Locate every line that holds the string "Tips" and copy it.

Data excerpts:
:::
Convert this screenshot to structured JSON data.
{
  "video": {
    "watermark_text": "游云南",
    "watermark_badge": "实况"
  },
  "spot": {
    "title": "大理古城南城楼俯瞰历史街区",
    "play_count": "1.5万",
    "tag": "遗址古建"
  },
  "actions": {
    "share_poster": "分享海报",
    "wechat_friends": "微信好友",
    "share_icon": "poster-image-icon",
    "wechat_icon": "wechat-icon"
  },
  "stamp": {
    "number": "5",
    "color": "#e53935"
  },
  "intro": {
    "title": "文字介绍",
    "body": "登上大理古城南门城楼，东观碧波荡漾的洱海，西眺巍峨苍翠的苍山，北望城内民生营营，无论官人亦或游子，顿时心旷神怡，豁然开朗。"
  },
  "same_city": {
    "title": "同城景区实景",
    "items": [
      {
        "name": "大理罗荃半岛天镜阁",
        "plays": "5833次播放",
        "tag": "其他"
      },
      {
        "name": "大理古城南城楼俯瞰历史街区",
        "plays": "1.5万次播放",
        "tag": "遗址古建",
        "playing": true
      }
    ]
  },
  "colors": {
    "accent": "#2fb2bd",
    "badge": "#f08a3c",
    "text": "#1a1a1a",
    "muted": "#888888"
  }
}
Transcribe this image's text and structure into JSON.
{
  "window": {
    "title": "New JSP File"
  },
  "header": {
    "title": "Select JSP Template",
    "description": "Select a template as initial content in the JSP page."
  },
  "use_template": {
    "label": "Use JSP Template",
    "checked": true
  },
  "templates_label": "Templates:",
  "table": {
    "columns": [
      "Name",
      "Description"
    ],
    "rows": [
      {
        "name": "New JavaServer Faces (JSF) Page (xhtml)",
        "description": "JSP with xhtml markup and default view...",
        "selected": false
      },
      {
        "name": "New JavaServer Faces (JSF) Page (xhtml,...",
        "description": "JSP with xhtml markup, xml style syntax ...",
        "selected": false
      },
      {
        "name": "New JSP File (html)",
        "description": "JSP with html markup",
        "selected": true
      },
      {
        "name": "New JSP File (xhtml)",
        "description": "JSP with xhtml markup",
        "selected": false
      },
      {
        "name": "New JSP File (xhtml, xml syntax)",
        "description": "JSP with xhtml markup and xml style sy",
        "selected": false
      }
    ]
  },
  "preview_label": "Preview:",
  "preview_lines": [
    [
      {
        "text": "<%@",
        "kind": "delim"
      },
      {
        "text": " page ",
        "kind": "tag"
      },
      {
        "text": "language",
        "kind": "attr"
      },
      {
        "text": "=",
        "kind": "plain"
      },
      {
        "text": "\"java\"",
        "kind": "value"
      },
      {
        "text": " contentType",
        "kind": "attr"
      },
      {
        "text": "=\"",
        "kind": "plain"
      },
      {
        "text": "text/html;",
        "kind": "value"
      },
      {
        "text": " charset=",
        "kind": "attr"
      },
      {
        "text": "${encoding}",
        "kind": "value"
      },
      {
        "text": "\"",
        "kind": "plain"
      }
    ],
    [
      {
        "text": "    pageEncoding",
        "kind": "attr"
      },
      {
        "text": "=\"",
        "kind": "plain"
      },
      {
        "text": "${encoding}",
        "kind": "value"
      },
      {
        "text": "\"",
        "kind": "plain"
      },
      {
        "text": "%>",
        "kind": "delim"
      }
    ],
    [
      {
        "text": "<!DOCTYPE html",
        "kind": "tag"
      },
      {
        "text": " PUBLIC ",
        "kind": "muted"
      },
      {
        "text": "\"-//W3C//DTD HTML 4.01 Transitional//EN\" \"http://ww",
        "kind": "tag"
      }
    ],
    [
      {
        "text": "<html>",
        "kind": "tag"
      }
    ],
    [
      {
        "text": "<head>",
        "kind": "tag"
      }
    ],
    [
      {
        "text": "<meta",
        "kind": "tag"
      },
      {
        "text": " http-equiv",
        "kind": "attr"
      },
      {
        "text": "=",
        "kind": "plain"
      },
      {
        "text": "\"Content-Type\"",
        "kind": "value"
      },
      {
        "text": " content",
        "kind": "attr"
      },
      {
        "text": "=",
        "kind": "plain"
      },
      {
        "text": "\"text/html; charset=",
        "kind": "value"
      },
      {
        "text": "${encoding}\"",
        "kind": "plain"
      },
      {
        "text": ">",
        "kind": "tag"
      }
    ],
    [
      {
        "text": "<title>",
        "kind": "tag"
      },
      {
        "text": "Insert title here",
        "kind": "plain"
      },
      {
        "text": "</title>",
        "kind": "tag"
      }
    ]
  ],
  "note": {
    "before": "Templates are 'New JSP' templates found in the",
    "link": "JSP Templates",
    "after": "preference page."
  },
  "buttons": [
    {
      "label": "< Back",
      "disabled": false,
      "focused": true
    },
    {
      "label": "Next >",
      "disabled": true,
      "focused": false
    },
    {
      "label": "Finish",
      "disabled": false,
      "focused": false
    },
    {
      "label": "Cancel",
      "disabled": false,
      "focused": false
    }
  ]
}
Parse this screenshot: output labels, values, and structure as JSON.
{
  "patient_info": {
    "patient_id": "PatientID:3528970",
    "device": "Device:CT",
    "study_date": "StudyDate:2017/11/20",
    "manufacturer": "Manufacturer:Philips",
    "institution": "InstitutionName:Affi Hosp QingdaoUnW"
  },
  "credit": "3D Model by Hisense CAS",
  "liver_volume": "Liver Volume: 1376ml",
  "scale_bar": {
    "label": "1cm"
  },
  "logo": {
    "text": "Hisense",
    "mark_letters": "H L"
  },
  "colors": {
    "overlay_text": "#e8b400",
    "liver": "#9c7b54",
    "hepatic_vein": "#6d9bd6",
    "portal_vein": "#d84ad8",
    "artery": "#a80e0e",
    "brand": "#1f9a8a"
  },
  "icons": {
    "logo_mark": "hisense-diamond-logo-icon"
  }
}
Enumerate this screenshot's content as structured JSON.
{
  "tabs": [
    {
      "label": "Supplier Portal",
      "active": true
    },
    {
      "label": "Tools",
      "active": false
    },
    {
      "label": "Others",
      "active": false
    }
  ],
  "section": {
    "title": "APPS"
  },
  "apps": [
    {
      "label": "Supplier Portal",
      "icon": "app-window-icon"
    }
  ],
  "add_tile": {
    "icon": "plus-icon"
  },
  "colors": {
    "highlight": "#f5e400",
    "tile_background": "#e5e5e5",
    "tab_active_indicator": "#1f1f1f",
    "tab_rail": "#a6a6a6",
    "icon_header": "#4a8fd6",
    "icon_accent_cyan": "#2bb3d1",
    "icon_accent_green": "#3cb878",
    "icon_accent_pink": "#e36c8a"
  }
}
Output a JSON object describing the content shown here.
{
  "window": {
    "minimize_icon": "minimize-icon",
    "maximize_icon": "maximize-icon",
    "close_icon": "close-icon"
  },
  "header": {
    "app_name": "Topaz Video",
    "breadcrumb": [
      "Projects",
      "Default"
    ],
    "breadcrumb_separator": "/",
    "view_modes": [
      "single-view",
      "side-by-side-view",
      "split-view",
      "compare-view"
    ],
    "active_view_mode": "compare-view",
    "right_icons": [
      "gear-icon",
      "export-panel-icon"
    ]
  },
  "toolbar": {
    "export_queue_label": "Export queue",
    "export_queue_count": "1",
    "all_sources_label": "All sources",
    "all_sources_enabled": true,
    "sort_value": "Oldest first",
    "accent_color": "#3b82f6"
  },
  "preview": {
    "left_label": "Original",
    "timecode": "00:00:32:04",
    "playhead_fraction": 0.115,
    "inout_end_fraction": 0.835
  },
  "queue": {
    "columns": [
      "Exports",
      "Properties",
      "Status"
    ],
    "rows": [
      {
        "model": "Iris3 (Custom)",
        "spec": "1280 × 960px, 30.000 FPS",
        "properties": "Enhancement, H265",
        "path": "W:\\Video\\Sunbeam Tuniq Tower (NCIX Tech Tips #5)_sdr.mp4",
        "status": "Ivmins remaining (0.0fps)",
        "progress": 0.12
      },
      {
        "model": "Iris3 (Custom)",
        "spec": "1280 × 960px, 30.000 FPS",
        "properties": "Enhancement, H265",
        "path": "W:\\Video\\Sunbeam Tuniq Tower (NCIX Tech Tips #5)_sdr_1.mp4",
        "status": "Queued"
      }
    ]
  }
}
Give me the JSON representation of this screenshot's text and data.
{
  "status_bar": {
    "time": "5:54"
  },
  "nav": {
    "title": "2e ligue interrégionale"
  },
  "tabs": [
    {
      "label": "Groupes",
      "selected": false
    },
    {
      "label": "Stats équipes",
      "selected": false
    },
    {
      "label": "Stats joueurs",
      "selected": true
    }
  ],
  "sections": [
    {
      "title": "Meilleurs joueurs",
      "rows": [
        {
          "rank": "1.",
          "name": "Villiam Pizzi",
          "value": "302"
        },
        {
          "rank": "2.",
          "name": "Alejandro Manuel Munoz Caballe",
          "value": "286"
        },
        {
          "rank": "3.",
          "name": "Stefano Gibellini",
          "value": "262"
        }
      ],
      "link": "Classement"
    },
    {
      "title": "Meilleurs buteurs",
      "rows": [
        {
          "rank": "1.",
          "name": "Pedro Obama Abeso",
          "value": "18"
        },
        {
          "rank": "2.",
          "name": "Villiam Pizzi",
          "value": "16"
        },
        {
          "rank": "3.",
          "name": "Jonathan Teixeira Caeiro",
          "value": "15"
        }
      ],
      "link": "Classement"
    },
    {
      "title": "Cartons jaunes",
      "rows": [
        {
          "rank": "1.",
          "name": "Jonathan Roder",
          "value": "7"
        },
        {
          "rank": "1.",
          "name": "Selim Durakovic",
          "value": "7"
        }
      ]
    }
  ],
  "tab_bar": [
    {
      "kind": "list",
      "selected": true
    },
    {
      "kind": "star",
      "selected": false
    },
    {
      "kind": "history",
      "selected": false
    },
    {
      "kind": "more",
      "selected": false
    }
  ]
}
:::
Answer for this exercise:
        "path": "W:\\Video\\Sunbeam Tuniq Tower (NCIX Tech Tips #5)_sdr.mp4",
        "path": "W:\\Video\\Sunbeam Tuniq Tower (NCIX Tech Tips #5)_sdr_1.mp4",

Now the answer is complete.